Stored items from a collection
________________
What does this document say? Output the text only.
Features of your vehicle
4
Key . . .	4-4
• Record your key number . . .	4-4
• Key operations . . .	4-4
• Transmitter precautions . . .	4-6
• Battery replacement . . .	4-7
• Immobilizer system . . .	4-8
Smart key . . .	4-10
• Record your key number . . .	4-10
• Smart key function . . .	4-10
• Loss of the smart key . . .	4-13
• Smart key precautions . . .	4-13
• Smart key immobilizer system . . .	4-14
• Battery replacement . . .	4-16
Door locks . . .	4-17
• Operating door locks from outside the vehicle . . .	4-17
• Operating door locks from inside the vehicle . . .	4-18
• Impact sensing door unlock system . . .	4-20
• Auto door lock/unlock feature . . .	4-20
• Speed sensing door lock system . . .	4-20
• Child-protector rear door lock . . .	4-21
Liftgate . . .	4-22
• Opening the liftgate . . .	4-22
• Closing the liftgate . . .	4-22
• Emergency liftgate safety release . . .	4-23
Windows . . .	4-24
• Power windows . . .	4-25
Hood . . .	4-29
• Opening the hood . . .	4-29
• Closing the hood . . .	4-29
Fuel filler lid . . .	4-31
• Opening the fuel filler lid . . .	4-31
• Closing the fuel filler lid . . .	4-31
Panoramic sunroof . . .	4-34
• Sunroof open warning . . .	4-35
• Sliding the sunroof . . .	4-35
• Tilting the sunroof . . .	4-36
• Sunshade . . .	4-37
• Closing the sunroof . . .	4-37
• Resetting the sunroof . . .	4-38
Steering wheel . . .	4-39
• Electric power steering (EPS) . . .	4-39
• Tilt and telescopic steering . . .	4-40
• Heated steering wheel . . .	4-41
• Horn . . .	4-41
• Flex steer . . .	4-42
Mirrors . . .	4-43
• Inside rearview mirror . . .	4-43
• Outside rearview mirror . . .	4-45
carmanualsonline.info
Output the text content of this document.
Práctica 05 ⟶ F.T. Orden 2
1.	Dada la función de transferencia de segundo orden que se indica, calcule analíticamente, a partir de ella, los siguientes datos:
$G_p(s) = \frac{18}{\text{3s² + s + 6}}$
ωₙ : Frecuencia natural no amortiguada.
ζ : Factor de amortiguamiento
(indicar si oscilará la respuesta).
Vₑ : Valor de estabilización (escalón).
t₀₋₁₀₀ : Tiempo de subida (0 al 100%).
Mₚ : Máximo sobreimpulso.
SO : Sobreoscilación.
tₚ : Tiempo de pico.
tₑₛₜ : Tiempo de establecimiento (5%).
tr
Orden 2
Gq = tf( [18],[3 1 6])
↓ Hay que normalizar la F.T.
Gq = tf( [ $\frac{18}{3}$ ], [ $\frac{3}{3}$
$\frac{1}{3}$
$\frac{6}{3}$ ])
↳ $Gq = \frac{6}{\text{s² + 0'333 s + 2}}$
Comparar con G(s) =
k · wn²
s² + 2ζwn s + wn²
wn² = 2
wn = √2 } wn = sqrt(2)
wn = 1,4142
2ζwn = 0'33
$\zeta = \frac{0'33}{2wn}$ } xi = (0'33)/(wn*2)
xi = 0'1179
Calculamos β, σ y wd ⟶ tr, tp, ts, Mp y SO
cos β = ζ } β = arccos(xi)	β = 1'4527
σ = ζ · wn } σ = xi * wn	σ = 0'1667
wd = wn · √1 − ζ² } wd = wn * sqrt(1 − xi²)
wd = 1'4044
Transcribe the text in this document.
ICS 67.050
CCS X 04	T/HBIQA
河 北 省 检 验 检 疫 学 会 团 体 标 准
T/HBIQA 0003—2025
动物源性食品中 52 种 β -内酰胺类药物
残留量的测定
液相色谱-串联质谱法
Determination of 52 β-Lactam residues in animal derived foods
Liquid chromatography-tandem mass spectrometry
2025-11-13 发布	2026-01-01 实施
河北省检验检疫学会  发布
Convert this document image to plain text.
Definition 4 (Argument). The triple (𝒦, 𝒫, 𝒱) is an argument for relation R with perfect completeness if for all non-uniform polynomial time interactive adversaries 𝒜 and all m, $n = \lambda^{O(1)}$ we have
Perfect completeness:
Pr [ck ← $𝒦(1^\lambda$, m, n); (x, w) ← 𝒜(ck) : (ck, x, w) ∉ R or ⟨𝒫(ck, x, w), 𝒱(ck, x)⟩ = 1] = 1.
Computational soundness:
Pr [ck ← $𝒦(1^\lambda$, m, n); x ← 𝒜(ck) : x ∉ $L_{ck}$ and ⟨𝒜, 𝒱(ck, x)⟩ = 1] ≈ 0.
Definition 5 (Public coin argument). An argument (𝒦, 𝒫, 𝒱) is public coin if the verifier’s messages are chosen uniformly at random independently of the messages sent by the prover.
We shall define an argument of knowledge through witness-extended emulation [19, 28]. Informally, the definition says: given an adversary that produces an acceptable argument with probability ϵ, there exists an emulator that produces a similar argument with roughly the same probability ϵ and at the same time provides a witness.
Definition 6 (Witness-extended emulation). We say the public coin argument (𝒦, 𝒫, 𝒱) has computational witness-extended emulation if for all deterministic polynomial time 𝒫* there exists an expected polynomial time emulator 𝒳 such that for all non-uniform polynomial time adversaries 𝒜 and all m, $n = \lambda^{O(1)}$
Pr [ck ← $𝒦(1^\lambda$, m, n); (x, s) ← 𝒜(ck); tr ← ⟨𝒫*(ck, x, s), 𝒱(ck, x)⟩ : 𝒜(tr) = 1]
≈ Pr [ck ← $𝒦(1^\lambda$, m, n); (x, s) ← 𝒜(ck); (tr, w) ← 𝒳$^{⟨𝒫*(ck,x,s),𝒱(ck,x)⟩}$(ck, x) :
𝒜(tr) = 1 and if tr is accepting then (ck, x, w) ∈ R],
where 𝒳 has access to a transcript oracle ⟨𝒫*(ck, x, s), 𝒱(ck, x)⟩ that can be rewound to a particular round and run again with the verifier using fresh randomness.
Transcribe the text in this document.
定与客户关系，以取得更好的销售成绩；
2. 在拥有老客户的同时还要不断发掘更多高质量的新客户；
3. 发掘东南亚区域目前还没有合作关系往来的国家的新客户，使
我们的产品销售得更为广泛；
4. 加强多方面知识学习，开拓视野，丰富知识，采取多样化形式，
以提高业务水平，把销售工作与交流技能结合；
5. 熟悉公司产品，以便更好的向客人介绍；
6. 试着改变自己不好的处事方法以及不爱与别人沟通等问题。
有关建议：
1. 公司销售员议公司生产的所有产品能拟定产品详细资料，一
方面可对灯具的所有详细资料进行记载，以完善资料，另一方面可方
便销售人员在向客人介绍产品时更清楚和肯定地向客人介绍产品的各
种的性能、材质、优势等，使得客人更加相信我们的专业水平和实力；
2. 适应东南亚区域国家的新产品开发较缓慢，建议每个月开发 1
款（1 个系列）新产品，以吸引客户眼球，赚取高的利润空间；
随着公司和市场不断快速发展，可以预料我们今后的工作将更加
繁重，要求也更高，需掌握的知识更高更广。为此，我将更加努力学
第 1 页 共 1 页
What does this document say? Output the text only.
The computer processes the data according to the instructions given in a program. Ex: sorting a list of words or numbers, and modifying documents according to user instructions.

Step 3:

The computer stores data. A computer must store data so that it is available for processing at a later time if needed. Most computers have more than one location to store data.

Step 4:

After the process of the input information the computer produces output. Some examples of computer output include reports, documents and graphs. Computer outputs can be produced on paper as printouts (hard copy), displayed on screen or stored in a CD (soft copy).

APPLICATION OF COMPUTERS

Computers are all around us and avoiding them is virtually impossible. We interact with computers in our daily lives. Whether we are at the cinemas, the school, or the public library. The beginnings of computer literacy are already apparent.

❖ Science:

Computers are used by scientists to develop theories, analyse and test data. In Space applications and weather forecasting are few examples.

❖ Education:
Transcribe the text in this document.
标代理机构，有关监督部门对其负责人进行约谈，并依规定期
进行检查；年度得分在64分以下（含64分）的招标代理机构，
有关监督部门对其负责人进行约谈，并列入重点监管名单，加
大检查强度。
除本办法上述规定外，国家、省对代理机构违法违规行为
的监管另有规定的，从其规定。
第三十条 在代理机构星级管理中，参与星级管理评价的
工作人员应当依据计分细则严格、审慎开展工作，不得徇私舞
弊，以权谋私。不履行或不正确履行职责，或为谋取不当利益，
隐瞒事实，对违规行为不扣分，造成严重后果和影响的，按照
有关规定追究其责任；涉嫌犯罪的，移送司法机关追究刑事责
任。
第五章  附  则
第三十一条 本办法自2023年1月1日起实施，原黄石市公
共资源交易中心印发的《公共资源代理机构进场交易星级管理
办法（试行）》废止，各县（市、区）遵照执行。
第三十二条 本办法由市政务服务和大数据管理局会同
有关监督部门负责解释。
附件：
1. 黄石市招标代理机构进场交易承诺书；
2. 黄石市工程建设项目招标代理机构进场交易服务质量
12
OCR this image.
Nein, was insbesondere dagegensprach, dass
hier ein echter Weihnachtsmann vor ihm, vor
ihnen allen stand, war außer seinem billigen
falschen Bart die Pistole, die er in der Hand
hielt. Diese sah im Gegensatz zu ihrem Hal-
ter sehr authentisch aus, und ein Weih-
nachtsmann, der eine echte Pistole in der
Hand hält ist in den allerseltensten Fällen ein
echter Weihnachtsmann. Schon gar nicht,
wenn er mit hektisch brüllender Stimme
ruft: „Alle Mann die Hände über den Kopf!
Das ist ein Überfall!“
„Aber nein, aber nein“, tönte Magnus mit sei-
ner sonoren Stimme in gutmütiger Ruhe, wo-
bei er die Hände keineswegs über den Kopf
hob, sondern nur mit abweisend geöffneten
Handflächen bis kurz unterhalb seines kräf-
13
________________
Find the lines containing "witness" and list every one of them.

**ANSWER TO THIS TASK:**
We shall define an argument of knowledge through witness-extended emulation [19, 28]. Informally, the definition says: given an adversary that produces an acceptable argument with probability ϵ, there exists an emulator that produces a similar argument with roughly the same probability ϵ and at the same time provides a witness.
Definition 6 (Witness-extended emulation). We say the public coin argument (𝒦, 𝒫, 𝒱) has computational witness-extended emulation if for all deterministic polynomial time 𝒫* there exists an expected polynomial time emulator 𝒳 such that for all non-uniform polynomial time adversaries 𝒜 and all m, $n = \lambda^{O(1)}$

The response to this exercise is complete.